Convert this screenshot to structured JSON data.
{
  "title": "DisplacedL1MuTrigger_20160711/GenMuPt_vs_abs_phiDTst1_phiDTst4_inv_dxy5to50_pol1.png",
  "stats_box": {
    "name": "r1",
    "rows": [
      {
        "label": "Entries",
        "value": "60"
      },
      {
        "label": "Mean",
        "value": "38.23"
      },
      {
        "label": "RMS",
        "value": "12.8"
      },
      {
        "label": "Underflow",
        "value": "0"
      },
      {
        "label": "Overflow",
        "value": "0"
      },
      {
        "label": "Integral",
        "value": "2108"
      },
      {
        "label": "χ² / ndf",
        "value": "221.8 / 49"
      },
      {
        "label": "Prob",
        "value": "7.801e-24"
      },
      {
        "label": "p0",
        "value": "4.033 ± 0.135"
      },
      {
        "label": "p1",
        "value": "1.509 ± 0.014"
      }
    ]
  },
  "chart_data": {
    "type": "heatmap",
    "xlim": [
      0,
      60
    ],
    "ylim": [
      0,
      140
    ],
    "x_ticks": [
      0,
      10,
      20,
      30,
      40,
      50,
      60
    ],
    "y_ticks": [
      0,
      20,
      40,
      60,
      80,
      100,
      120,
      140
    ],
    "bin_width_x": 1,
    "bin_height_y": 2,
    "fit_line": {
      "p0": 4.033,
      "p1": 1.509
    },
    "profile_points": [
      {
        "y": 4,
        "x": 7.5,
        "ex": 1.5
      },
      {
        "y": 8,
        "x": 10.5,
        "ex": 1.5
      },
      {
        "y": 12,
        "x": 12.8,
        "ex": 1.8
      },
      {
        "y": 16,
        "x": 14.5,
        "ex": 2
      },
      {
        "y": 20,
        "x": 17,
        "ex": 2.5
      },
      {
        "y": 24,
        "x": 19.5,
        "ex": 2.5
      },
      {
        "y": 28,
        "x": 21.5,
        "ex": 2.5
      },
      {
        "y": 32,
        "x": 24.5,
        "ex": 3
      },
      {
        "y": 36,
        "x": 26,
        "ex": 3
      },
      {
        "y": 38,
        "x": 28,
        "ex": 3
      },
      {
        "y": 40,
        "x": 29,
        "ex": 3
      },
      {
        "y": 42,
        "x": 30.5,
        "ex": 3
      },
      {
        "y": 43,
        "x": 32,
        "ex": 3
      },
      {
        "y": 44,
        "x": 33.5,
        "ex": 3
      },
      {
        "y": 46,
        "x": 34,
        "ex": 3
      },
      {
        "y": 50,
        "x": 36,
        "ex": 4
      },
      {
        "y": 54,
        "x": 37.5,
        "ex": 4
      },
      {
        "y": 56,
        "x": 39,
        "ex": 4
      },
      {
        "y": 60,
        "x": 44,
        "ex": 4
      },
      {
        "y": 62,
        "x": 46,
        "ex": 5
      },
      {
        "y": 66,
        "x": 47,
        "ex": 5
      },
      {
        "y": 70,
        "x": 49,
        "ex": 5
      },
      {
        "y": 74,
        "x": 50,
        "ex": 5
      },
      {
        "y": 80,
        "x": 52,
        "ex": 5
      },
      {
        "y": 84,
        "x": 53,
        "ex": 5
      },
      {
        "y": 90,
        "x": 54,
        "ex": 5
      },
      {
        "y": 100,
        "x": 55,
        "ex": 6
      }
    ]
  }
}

━━━━

The records above need to be transcribed in full. Keep every character unchanged.

Convert this screenshot to structured JSON data.
{
  "title": "DisplacedL1MuTrigger_20160711/GenMuPt_vs_abs_phiDTst1_phiDTst4_inv_dxy5to50_pol1.png",
  "stats_box": {
    "name": "r1",
    "rows": [
      {
        "label": "Entries",
        "value": "60"
      },
      {
        "label": "Mean",
        "value": "38.23"
      },
      {
        "label": "RMS",
        "value": "12.8"
      },
      {
        "label": "Underflow",
        "value": "0"
      },
      {
        "label": "Overflow",
        "value": "0"
      },
      {
        "label": "Integral",
        "value": "2108"
      },
      {
        "label": "χ² / ndf",
        "value": "221.8 / 49"
      },
      {
        "label": "Prob",
        "value": "7.801e-24"
      },
      {
        "label": "p0",
        "value": "4.033 ± 0.135"
      },
      {
        "label": "p1",
        "value": "1.509 ± 0.014"
      }
    ]
  },
  "chart_data": {
    "type": "heatmap",
    "xlim": [
      0,
      60
    ],
    "ylim": [
      0,
      140
    ],
    "x_ticks": [
      0,
      10,
      20,
      30,
      40,
      50,
      60
    ],
    "y_ticks": [
      0,
      20,
      40,
      60,
      80,
      100,
      120,
      140
    ],
    "bin_width_x": 1,
    "bin_height_y": 2,
    "fit_line": {
      "p0": 4.033,
      "p1": 1.509
    },
    "profile_points": [
      {
        "y": 4,
        "x": 7.5,
        "ex": 1.5
      },
      {
        "y": 8,
        "x": 10.5,
        "ex": 1.5
      },
      {
        "y": 12,
        "x": 12.8,
        "ex": 1.8
      },
      {
        "y": 16,
        "x": 14.5,
        "ex": 2
      },
      {
        "y": 20,
        "x": 17,
        "ex": 2.5
      },
      {
        "y": 24,
        "x": 19.5,
        "ex": 2.5
      },
      {
        "y": 28,
        "x": 21.5,
        "ex": 2.5
      },
      {
        "y": 32,
        "x": 24.5,
        "ex": 3
      },
      {
        "y": 36,
        "x": 26,
        "ex": 3
      },
      {
        "y": 38,
        "x": 28,
        "ex": 3
      },
      {
        "y": 40,
        "x": 29,
        "ex": 3
      },
      {
        "y": 42,
        "x": 30.5,
        "ex": 3
      },
      {
        "y": 43,
        "x": 32,
        "ex": 3
      },
      {
        "y": 44,
        "x": 33.5,
        "ex": 3
      },
      {
        "y": 46,
        "x": 34,
        "ex": 3
      },
      {
        "y": 50,
        "x": 36,
        "ex": 4
      },
      {
        "y": 54,
        "x": 37.5,
        "ex": 4
      },
      {
        "y": 56,
        "x": 39,
        "ex": 4
      },
      {
        "y": 60,
        "x": 44,
        "ex": 4
      },
      {
        "y": 62,
        "x": 46,
        "ex": 5
      },
      {
        "y": 66,
        "x": 47,
        "ex": 5
      },
      {
        "y": 70,
        "x": 49,
        "ex": 5
      },
      {
        "y": 74,
        "x": 50,
        "ex": 5
      },
      {
        "y": 80,
        "x": 52,
        "ex": 5
      },
      {
        "y": 84,
        "x": 53,
        "ex": 5
      },
      {
        "y": 90,
        "x": 54,
        "ex": 5
      },
      {
        "y": 100,
        "x": 55,
        "ex": 6
      }
    ]
  }
}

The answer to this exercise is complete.